> **Task goal**
List every line in this data where the string "unavailable" occurs.
::: Input material :::
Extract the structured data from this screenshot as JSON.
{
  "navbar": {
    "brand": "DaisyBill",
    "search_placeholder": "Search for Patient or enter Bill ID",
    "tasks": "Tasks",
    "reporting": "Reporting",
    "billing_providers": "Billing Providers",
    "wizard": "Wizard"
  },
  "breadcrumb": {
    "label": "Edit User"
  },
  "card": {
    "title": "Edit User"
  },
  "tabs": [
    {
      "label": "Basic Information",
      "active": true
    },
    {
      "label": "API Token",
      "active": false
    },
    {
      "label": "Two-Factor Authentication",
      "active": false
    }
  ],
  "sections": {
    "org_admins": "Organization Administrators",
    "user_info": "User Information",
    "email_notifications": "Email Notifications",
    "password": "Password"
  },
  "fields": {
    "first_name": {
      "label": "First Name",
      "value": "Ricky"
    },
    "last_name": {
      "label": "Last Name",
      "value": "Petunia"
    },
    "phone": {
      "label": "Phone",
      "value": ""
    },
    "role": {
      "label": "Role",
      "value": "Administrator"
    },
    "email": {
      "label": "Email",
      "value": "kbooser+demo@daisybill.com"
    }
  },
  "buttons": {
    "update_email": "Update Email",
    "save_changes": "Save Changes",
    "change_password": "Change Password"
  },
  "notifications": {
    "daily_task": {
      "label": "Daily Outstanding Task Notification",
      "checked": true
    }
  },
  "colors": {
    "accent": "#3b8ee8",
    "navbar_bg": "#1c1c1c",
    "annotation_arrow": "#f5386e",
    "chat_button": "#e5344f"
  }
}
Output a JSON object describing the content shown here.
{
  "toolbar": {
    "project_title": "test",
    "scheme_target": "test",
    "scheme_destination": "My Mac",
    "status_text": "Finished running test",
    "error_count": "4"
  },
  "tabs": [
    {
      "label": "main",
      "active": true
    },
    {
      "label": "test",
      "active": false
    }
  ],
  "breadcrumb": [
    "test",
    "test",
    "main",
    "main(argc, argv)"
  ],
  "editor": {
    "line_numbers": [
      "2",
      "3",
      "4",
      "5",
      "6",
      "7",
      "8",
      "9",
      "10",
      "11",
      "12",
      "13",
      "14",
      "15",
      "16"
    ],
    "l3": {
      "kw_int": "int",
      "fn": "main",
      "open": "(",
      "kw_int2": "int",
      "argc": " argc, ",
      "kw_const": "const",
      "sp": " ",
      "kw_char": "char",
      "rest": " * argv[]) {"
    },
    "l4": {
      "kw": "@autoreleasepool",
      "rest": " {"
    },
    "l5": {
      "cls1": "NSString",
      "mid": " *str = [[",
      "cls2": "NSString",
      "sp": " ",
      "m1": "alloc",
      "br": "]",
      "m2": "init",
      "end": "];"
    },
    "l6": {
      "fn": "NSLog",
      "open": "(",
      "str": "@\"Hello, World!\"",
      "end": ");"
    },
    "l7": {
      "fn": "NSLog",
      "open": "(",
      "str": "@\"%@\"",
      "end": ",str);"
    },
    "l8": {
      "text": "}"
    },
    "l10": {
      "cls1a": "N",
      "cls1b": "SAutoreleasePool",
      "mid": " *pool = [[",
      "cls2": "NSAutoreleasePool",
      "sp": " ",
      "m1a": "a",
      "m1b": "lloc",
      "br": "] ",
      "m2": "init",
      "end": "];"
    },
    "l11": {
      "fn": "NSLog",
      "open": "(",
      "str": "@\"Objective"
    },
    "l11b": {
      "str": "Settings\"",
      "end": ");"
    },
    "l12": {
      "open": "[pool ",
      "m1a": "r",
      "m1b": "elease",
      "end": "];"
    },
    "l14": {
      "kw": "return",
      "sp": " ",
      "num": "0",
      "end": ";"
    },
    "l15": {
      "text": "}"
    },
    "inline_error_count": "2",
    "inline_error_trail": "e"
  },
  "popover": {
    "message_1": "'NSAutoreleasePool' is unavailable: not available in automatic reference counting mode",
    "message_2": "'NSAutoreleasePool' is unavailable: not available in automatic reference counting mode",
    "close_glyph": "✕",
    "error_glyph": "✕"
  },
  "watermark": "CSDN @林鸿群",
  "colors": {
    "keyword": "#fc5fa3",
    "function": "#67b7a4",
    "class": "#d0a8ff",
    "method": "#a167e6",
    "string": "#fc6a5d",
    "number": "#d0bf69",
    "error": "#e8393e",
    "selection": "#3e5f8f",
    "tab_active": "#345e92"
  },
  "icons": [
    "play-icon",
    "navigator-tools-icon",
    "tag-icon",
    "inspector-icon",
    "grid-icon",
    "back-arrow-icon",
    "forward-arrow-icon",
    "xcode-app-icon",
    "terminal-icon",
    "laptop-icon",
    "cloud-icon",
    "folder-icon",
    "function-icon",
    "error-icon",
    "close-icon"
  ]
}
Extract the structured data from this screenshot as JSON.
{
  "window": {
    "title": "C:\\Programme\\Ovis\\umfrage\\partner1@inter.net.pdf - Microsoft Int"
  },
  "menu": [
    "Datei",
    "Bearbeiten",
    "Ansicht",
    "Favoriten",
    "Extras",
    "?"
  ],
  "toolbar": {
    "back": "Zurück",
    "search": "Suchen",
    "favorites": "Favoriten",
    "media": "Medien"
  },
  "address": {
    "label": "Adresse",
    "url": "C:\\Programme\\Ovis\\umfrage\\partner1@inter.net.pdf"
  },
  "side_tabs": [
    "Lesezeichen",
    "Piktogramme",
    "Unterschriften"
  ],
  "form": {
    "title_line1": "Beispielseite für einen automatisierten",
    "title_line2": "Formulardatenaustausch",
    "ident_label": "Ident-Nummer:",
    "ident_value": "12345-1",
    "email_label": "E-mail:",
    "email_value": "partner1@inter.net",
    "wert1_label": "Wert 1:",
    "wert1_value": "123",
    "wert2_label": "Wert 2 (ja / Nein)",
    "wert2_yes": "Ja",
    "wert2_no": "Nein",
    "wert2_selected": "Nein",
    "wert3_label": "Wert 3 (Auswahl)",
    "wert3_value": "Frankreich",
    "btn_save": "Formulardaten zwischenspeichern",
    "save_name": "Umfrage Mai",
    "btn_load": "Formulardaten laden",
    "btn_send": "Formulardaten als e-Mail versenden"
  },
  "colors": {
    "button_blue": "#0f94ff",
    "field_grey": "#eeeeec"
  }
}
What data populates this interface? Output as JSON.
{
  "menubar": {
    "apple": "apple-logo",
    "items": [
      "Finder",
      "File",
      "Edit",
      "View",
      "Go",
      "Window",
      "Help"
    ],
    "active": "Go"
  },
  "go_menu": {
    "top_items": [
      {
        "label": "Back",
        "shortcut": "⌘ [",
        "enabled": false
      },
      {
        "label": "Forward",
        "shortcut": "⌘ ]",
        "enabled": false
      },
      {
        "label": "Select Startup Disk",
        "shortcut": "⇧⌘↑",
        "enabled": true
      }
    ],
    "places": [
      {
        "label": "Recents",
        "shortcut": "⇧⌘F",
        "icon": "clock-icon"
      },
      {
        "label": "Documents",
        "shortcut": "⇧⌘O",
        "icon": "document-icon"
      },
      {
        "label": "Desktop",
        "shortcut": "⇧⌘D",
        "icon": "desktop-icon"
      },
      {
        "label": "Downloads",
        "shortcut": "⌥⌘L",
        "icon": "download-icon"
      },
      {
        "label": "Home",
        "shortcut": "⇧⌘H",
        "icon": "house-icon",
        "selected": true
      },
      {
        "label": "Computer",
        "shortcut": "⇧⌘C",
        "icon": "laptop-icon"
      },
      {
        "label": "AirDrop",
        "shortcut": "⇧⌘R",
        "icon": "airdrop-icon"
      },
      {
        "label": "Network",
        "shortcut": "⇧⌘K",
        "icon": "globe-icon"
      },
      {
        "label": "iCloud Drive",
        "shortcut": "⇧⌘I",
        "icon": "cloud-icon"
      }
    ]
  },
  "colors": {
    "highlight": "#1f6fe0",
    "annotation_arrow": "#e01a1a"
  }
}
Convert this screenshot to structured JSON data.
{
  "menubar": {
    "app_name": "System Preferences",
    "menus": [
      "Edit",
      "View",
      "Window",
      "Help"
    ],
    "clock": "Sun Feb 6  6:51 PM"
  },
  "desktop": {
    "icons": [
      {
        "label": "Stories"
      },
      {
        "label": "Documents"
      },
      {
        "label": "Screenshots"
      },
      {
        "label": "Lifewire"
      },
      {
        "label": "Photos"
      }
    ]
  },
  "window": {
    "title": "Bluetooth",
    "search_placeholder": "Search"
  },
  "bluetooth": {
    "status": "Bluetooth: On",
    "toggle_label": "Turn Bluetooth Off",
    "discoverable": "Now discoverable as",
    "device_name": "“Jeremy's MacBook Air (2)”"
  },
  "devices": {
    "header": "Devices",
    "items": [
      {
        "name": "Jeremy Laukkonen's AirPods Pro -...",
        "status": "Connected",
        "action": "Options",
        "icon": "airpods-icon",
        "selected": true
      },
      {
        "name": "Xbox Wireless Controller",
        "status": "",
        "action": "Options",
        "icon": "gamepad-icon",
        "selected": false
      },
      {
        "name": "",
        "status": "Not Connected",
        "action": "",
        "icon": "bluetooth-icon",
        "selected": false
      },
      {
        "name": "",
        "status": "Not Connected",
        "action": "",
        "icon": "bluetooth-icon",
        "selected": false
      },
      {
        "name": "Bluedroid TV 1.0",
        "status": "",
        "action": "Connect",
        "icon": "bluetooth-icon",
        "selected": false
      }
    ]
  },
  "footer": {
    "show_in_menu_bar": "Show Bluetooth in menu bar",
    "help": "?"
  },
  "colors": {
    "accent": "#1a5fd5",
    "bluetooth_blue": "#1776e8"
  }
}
:::
> **Answer to this task**
    "message_1": "'NSAutoreleasePool' is unavailable: not available in automatic reference counting mode",
    "message_2": "'NSAutoreleasePool' is unavailable: not available in automatic reference counting mode",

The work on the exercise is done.